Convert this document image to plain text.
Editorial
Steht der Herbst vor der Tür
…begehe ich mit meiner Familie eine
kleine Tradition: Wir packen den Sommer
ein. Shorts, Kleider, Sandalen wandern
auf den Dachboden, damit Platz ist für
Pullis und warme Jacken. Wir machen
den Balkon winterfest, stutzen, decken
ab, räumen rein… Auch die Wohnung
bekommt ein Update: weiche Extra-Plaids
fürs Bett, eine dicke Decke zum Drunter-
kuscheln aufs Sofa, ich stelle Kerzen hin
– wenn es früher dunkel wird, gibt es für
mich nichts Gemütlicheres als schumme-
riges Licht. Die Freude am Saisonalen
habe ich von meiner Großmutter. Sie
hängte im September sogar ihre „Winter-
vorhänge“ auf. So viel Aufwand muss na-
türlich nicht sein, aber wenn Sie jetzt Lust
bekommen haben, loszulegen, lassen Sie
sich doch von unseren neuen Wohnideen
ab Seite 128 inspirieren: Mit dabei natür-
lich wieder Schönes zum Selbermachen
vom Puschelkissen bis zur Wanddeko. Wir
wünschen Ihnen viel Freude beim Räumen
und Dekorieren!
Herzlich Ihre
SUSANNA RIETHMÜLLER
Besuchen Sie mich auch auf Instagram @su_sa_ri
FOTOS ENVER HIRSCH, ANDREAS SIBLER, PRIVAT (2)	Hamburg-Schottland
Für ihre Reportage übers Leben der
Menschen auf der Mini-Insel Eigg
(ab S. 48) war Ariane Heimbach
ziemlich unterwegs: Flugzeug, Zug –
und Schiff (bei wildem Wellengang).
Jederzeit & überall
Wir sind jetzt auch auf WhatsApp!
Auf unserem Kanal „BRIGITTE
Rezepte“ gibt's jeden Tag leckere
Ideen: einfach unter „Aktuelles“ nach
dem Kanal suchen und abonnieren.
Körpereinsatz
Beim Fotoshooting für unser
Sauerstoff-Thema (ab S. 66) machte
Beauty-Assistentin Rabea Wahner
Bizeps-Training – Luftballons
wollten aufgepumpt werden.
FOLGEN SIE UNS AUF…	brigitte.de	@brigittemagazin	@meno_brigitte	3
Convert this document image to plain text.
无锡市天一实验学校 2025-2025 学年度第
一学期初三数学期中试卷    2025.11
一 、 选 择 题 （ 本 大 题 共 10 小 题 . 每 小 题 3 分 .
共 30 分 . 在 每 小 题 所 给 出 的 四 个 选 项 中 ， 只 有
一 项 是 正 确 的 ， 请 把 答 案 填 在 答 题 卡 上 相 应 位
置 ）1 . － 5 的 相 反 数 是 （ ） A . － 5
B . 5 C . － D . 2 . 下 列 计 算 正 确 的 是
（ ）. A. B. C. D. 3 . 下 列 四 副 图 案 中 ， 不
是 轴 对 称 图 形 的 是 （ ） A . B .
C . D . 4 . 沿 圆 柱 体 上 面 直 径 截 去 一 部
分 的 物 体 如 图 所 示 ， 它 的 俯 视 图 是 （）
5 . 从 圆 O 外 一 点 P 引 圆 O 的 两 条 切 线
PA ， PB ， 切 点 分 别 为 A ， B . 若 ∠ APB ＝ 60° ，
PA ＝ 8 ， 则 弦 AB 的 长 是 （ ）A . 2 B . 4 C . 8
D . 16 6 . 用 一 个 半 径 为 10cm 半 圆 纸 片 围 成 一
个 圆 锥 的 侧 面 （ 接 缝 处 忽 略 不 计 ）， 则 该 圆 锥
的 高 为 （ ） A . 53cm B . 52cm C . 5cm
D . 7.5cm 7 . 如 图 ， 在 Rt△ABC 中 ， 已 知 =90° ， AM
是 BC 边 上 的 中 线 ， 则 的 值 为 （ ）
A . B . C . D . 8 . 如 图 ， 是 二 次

··········

_Task to carry out:_ Each line above is to be repeated exactly.

_Exercise result:_
Convert this document image to plain text.
Editorial
Steht der Herbst vor der Tür
…begehe ich mit meiner Familie eine
kleine Tradition: Wir packen den Sommer
ein. Shorts, Kleider, Sandalen wandern
auf den Dachboden, damit Platz ist für
Pullis und warme Jacken. Wir machen
den Balkon winterfest, stutzen, decken
ab, räumen rein… Auch die Wohnung
bekommt ein Update: weiche Extra-Plaids
fürs Bett, eine dicke Decke zum Drunter-
kuscheln aufs Sofa, ich stelle Kerzen hin
– wenn es früher dunkel wird, gibt es für
mich nichts Gemütlicheres als schumme-
riges Licht. Die Freude am Saisonalen
habe ich von meiner Großmutter. Sie
hängte im September sogar ihre „Winter-
vorhänge“ auf. So viel Aufwand muss na-
türlich nicht sein, aber wenn Sie jetzt Lust
bekommen haben, loszulegen, lassen Sie
sich doch von unseren neuen Wohnideen
ab Seite 128 inspirieren: Mit dabei natür-
lich wieder Schönes zum Selbermachen
vom Puschelkissen bis zur Wanddeko. Wir
wünschen Ihnen viel Freude beim Räumen
und Dekorieren!
Herzlich Ihre
SUSANNA RIETHMÜLLER
Besuchen Sie mich auch auf Instagram @su_sa_ri
FOTOS ENVER HIRSCH, ANDREAS SIBLER, PRIVAT (2)	Hamburg-Schottland
Für ihre Reportage übers Leben der
Menschen auf der Mini-Insel Eigg
(ab S. 48) war Ariane Heimbach
ziemlich unterwegs: Flugzeug, Zug –
und Schiff (bei wildem Wellengang).
Jederzeit & überall
Wir sind jetzt auch auf WhatsApp!
Auf unserem Kanal „BRIGITTE
Rezepte“ gibt's jeden Tag leckere
Ideen: einfach unter „Aktuelles“ nach
dem Kanal suchen und abonnieren.
Körpereinsatz
Beim Fotoshooting für unser
Sauerstoff-Thema (ab S. 66) machte
Beauty-Assistentin Rabea Wahner
Bizeps-Training – Luftballons
wollten aufgepumpt werden.
FOLGEN SIE UNS AUF…	brigitte.de	@brigittemagazin	@meno_brigitte	3
Convert this document image to plain text.
无锡市天一实验学校 2025-2025 学年度第
一学期初三数学期中试卷    2025.11
一 、 选 择 题 （ 本 大 题 共 10 小 题 . 每 小 题 3 分 .
共 30 分 . 在 每 小 题 所 给 出 的 四 个 选 项 中 ， 只 有
一 项 是 正 确 的 ， 请 把 答 案 填 在 答 题 卡 上 相 应 位
置 ）1 . － 5 的 相 反 数 是 （ ） A . － 5
B . 5 C . － D . 2 . 下 列 计 算 正 确 的 是
（ ）. A. B. C. D. 3 . 下 列 四 副 图 案 中 ， 不
是 轴 对 称 图 形 的 是 （ ） A . B .
C . D . 4 . 沿 圆 柱 体 上 面 直 径 截 去 一 部
分 的 物 体 如 图 所 示 ， 它 的 俯 视 图 是 （）
5 . 从 圆 O 外 一 点 P 引 圆 O 的 两 条 切 线
PA ， PB ， 切 点 分 别 为 A ， B . 若 ∠ APB ＝ 60° ，
PA ＝ 8 ， 则 弦 AB 的 长 是 （ ）A . 2 B . 4 C . 8
D . 16 6 . 用 一 个 半 径 为 10cm 半 圆 纸 片 围 成 一
个 圆 锥 的 侧 面 （ 接 缝 处 忽 略 不 计 ）， 则 该 圆 锥
的 高 为 （ ） A . 53cm B . 52cm C . 5cm
D . 7.5cm 7 . 如 图 ， 在 Rt△ABC 中 ， 已 知 =90° ， AM
是 BC 边 上 的 中 线 ， 则 的 值 为 （ ）
A . B . C . D . 8 . 如 图 ， 是 二 次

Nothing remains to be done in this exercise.